** EXERCISE GOAL **
In the material below, find each line holding the string "ijtimoiy" and copy it.

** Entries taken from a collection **
***
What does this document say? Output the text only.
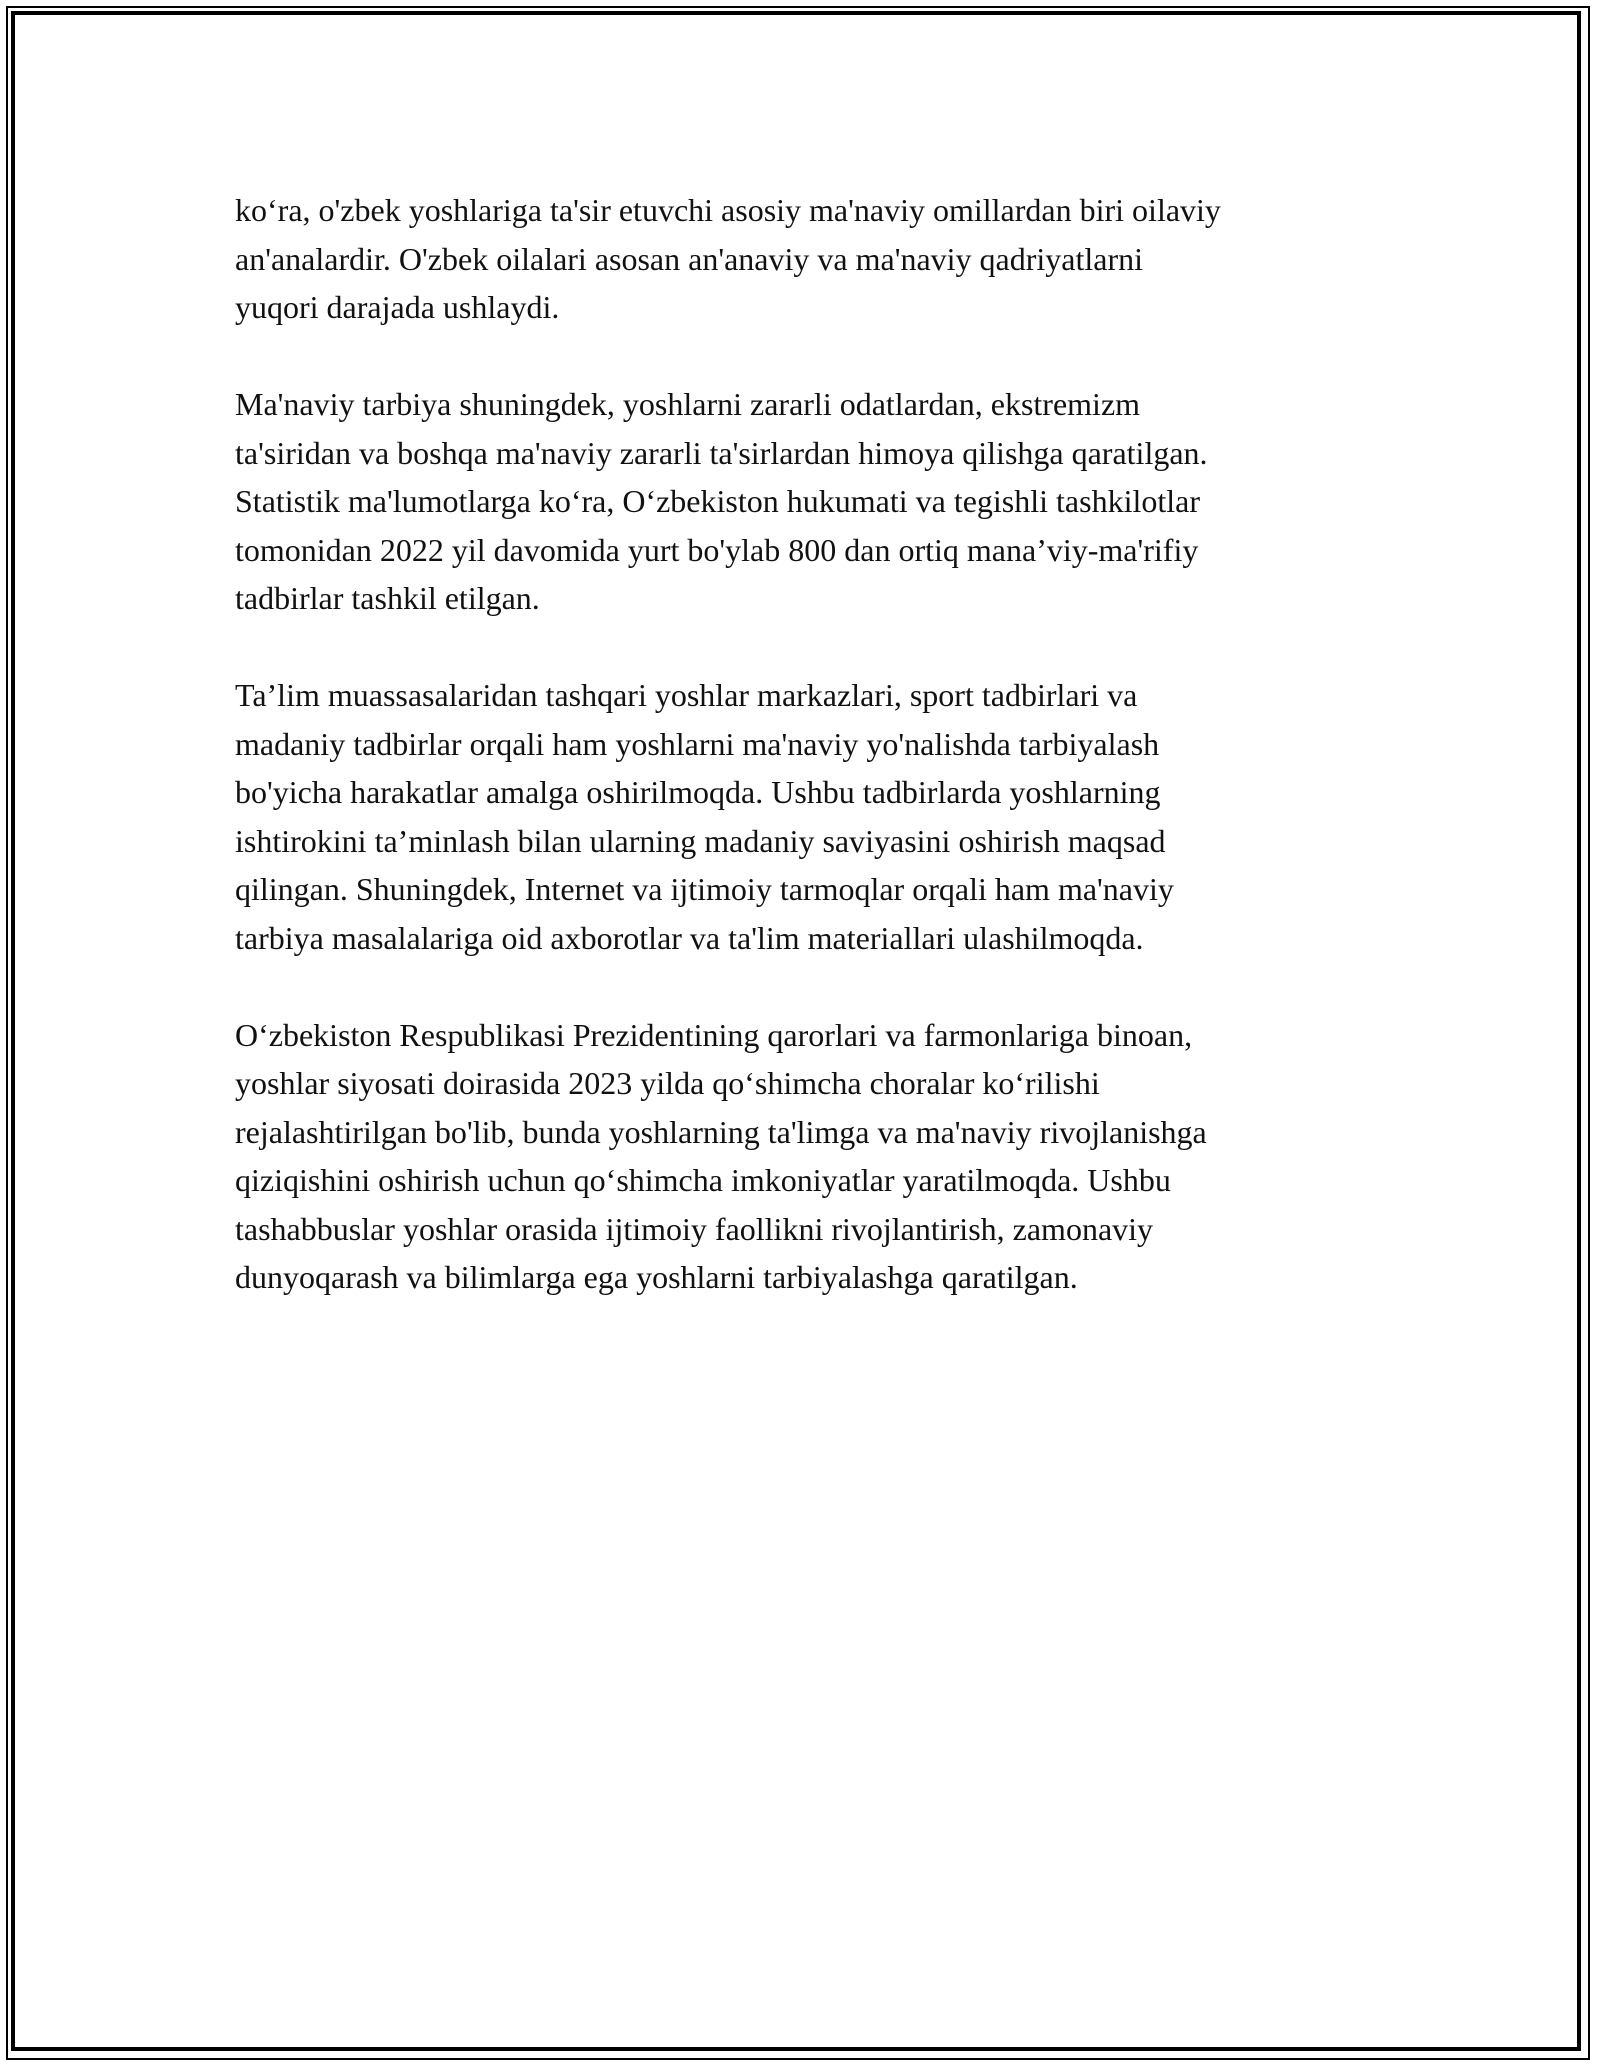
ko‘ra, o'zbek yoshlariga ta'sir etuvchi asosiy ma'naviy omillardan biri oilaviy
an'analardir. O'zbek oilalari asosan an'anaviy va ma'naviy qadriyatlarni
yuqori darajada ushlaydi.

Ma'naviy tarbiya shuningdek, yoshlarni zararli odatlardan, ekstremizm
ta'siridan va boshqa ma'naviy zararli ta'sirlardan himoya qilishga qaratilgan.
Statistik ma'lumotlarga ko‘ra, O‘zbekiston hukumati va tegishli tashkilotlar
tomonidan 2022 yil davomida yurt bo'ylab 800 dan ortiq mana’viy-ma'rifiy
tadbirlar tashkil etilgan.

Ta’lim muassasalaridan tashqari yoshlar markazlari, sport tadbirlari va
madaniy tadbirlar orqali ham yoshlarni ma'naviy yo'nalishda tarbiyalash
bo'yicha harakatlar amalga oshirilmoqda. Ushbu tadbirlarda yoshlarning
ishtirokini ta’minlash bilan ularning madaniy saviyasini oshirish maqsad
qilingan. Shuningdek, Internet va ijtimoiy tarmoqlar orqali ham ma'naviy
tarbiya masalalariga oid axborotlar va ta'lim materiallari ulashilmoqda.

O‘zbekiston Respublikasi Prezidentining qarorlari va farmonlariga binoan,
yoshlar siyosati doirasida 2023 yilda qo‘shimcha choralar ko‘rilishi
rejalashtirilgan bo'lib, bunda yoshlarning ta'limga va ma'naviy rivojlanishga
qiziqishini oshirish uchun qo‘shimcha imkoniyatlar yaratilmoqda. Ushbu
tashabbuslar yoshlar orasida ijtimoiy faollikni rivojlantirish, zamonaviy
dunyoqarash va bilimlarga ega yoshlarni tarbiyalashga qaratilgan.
***
** CORRECT RESPONSE **
qilingan. Shuningdek, Internet va ijtimoiy tarmoqlar orqali ham ma'naviy
tashabbuslar yoshlar orasida ijtimoiy faollikni rivojlantirish, zamonaviy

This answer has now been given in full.